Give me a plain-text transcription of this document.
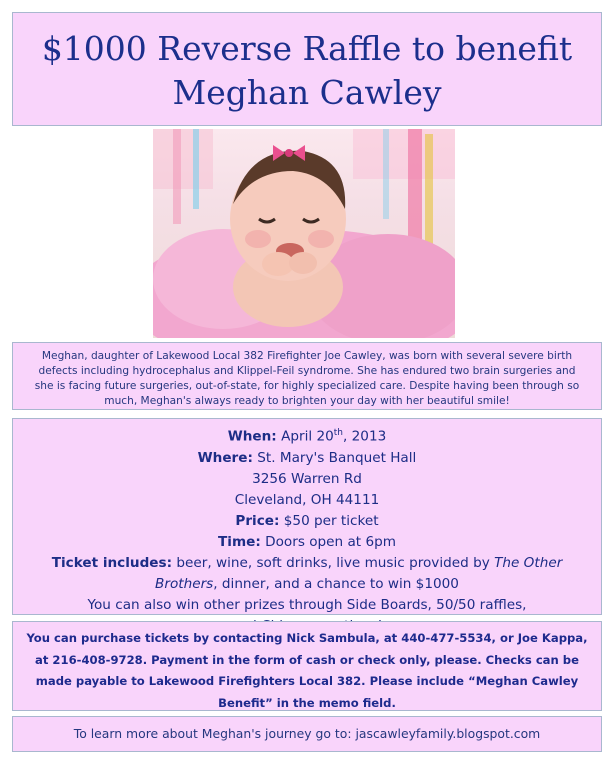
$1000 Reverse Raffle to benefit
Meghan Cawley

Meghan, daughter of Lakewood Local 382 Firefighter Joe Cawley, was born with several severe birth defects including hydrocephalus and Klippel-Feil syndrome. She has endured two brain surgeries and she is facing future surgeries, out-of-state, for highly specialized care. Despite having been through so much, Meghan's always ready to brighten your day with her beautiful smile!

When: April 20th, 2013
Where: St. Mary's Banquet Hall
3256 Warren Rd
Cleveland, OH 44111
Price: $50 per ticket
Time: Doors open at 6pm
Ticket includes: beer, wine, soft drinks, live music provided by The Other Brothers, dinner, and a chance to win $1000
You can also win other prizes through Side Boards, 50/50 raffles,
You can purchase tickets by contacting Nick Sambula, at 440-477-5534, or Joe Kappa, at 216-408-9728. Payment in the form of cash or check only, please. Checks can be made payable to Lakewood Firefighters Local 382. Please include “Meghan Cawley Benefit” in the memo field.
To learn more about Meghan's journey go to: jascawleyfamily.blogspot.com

──────────────────────────────

OBJECTIVE -> Write out each entry exactly as given, but skip the pictures.

THE RESPONSE ->
Give me a plain-text transcription of this document.
$1000 Reverse Raffle to benefit
Meghan Cawley

Meghan, daughter of Lakewood Local 382 Firefighter Joe Cawley, was born with several severe birth defects including hydrocephalus and Klippel-Feil syndrome. She has endured two brain surgeries and she is facing future surgeries, out-of-state, for highly specialized care. Despite having been through so much, Meghan's always ready to brighten your day with her beautiful smile!

When: April 20th, 2013
Where: St. Mary's Banquet Hall
3256 Warren Rd
Cleveland, OH 44111
Price: $50 per ticket
Time: Doors open at 6pm
Ticket includes: beer, wine, soft drinks, live music provided by The Other Brothers, dinner, and a chance to win $1000
You can also win other prizes through Side Boards, 50/50 raffles,
You can purchase tickets by contacting Nick Sambula, at 440-477-5534, or Joe Kappa, at 216-408-9728. Payment in the form of cash or check only, please. Checks can be made payable to Lakewood Firefighters Local 382. Please include “Meghan Cawley Benefit” in the memo field.
To learn more about Meghan's journey go to: jascawleyfamily.blogspot.com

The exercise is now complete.